Also saving the trash talk until after the bout, Linardatou was equally as spiky as her manager.

“I am afraid of nobody and I am not fake because I am here and I am real,” she said existentially. “I mean fake is that she is not undisputed. She didn’t beat me, didn’t beat Persoon.”

St Patrick’s Day

Non-plussed Taylor, manager Brian Peters and promoter Eddie Hearn had, at that stage, removed themselves from the room but not before Hearn set Taylor up for a career-defining 2020, her next fight sketched in for March on the week before St Patrick's Day.

"There's a women's day or international women's day in America on March 7th and they'd like to run an all female card, with Katie Taylor headlining for the first time," said Hearn. The names Amanda Serrano, Cecila Braekhus and Persoon just kept coming up, with Hearn predicting Taylor would also head a non- American pay-per-view show with Sky Sports next year.

Serrano and Persoon will be made at the lower 135lb limits. Braekhus trades at 147lb, and whatever agreement they might make on a catch weight, Taylor will not be going up that high. Even at Saturday’s 140lb, there was a discernible difference.

“It was only five pounds I guess but I certainly felt her power,” said Taylor. “I think she’s an unusually strong fighter for her weight division, and we knew coming into the fight that she was the best 140 pounder.

════════

* _WHAT THE TASK REQUIRES_: Continue the boxing report on Katie Taylor above, picking up right after its final sentence.

Spatial annotation records:
════════

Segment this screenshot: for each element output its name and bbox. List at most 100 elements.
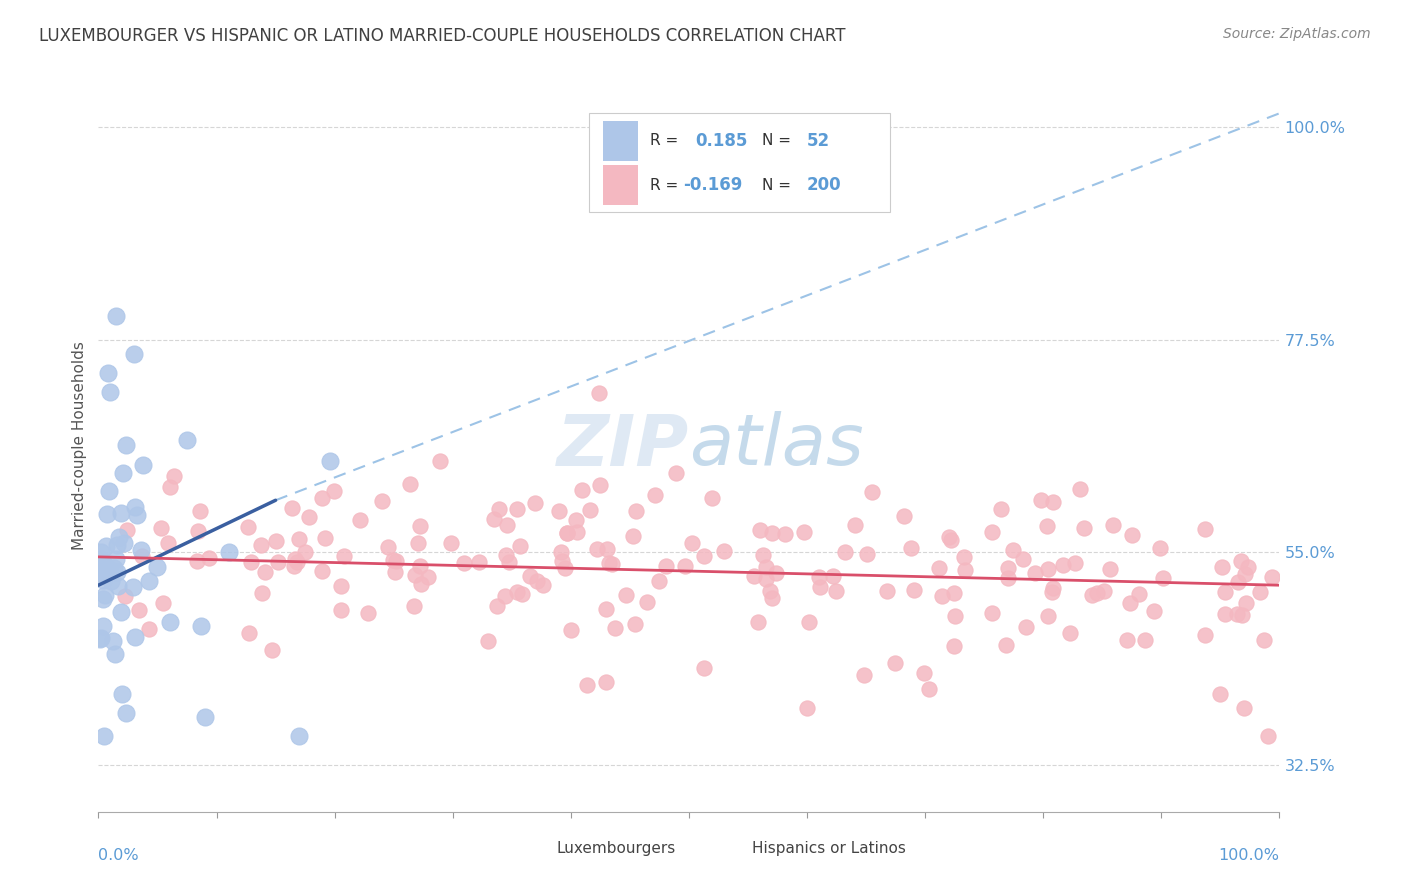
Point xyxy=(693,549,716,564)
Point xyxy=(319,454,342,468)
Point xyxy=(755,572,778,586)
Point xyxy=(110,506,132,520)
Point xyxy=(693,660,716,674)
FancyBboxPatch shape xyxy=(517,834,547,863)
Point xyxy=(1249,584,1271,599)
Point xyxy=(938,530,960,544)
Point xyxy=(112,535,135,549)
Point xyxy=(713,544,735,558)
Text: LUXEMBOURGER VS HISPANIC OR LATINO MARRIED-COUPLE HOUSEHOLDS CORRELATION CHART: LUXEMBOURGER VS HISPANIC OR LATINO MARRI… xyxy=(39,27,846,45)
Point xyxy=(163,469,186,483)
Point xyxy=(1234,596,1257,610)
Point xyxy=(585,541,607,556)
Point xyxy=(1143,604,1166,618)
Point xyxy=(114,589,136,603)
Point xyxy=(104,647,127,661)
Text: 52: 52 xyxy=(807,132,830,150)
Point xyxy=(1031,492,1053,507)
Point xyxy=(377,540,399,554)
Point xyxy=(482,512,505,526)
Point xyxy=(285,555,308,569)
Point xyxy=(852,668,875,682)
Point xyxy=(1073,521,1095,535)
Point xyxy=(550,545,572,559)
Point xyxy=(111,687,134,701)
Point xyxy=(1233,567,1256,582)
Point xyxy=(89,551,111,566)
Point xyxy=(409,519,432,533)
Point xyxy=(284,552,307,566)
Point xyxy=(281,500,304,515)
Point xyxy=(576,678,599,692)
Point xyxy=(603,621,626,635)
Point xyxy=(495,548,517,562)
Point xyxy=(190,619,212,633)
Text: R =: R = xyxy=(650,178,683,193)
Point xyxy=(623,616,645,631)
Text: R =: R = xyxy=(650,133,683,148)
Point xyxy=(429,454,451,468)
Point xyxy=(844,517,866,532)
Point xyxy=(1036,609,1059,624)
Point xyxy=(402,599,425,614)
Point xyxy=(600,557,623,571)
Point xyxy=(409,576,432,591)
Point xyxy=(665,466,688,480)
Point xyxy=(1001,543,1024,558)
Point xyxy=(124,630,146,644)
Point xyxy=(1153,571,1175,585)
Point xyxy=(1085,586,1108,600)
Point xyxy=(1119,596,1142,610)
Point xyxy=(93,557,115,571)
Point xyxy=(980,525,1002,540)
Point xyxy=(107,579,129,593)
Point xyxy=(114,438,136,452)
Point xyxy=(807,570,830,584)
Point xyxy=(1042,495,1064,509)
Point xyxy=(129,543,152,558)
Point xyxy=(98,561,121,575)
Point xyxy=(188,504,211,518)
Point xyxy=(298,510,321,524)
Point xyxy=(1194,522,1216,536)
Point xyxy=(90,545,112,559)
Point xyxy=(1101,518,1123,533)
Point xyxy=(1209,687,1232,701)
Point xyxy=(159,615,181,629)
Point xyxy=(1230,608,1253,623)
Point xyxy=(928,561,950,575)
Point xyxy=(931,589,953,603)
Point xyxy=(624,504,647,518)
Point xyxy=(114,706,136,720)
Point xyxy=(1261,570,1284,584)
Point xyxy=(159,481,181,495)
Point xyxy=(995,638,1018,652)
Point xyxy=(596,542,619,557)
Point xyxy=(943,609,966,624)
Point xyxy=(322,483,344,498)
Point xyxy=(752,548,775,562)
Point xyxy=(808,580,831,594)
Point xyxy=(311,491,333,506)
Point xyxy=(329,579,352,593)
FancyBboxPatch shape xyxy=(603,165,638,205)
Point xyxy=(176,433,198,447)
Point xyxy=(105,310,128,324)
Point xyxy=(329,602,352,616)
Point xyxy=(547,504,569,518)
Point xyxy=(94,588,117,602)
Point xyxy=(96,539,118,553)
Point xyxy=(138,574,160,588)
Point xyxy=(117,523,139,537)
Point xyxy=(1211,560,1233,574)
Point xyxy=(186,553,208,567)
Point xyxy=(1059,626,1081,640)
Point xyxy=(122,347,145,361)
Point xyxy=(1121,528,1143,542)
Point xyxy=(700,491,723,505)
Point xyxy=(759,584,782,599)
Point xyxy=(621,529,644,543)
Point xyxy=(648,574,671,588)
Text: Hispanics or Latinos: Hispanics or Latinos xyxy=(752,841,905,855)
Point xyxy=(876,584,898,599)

════════

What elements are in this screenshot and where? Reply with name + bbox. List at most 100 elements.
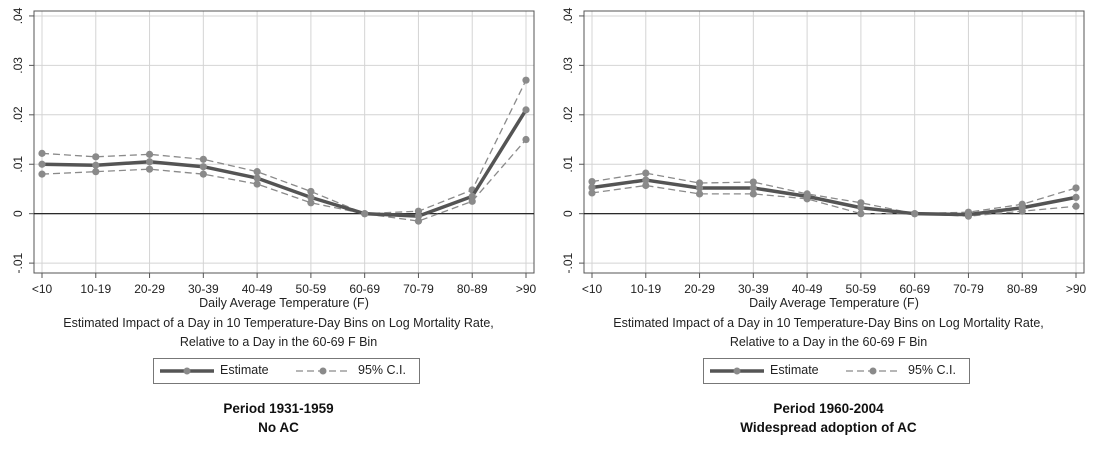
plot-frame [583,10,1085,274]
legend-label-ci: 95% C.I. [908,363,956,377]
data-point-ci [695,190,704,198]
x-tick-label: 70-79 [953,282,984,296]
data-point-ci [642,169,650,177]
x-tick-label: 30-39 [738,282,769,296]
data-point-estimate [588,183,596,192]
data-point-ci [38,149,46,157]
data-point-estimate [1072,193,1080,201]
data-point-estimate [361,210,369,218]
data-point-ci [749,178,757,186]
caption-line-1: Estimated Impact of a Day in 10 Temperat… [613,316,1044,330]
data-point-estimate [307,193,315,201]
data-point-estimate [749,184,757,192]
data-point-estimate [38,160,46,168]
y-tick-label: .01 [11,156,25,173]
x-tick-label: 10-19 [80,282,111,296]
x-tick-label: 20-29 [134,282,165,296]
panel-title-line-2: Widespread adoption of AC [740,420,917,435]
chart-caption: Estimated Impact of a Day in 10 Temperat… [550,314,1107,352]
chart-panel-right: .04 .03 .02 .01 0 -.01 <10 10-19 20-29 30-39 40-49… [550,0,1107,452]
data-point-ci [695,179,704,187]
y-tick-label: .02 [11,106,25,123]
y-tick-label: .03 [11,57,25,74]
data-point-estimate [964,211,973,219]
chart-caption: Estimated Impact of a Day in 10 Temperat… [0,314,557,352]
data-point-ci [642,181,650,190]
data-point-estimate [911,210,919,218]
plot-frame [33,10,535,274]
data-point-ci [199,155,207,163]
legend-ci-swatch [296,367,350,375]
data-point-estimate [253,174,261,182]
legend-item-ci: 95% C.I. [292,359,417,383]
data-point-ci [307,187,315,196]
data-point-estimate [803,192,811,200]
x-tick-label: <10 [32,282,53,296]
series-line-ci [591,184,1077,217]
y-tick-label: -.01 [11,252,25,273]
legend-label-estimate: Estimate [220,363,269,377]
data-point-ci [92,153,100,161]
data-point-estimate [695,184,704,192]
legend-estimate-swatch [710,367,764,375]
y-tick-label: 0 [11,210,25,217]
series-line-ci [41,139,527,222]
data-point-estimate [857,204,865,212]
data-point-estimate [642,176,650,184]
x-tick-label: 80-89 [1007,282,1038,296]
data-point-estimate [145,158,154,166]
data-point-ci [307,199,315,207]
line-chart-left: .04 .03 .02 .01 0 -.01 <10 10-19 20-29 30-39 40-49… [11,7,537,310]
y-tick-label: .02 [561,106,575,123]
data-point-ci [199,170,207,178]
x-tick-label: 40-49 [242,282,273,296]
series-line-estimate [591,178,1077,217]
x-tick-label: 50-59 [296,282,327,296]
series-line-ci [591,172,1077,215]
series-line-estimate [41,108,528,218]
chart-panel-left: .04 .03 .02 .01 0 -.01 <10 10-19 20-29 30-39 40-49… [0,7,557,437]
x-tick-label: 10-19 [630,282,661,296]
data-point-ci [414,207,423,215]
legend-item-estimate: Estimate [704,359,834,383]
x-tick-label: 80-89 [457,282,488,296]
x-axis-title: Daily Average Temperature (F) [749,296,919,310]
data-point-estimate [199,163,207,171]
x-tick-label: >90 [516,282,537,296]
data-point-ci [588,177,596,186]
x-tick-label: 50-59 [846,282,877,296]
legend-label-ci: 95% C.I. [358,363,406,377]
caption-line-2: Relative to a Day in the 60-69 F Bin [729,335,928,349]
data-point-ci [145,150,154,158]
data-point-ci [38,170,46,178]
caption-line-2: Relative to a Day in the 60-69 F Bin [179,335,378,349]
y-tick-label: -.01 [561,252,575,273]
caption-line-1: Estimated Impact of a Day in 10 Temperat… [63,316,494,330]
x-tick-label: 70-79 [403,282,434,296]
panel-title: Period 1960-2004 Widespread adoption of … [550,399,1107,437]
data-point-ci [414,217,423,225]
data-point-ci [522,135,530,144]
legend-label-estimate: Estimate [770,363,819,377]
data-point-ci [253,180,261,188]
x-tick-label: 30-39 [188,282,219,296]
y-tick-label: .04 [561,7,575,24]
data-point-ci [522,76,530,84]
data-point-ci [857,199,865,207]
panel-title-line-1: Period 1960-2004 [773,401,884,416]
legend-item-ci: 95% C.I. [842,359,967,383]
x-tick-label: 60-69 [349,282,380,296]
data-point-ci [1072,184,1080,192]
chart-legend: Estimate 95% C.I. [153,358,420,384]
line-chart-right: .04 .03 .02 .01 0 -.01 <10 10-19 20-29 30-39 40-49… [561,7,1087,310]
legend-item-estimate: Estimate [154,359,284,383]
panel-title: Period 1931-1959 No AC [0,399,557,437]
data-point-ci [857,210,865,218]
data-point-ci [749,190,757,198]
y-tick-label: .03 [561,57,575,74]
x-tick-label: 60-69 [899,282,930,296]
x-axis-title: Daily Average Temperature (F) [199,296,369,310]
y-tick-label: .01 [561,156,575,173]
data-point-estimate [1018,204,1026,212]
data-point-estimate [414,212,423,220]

════════

* _SOLVED EXERCISE_:
“It was important for me to bank the early rounds and be smart, and stay like that throughout the whole fight. I have to be consciously disciplined sometimes.

“It’s very, very tempting to just stand there and fight than move your legs. I knew that’s the way to beat her. That’s what we were talking about for the last few months – that I have to be disciplined.”

Hitter

Taylor’s swollen right eye from a Linardatou left in the second round was proof that she was a hitter. The Dominican Republic-born boxer would have been marked up for aggression and go forward, but too often her bombs were missing and pulling her off balance. Her left was constantly in Taylor’s face but the clean power punches didn’t land.

Taylor jabbed and fought at a distance, and when Linardatou put on her full press, Taylor spun out into clean air. The 33-year-old had hand speed and footwork to Linardatou’s fearless cornering tactics, and while one was chasing the other was building a score.

Taylor shipped a big left in the eighth round which rocked her but it arrived moments before the bell. By then the energy levels of Linardatou had dipped as Taylor finished the bout pivoting and rolling away from a frustrated opponent who wanted to brawl, all the while the winner flicking out shots and short combinations.

For Taylor's trainer Ross Enamait this might have been a hallelujah moment.

“I didn’t get dragged into a fight this time,” said a smiling Taylor, her puffed right eye closing and a new WBO super lightweight belt by her side.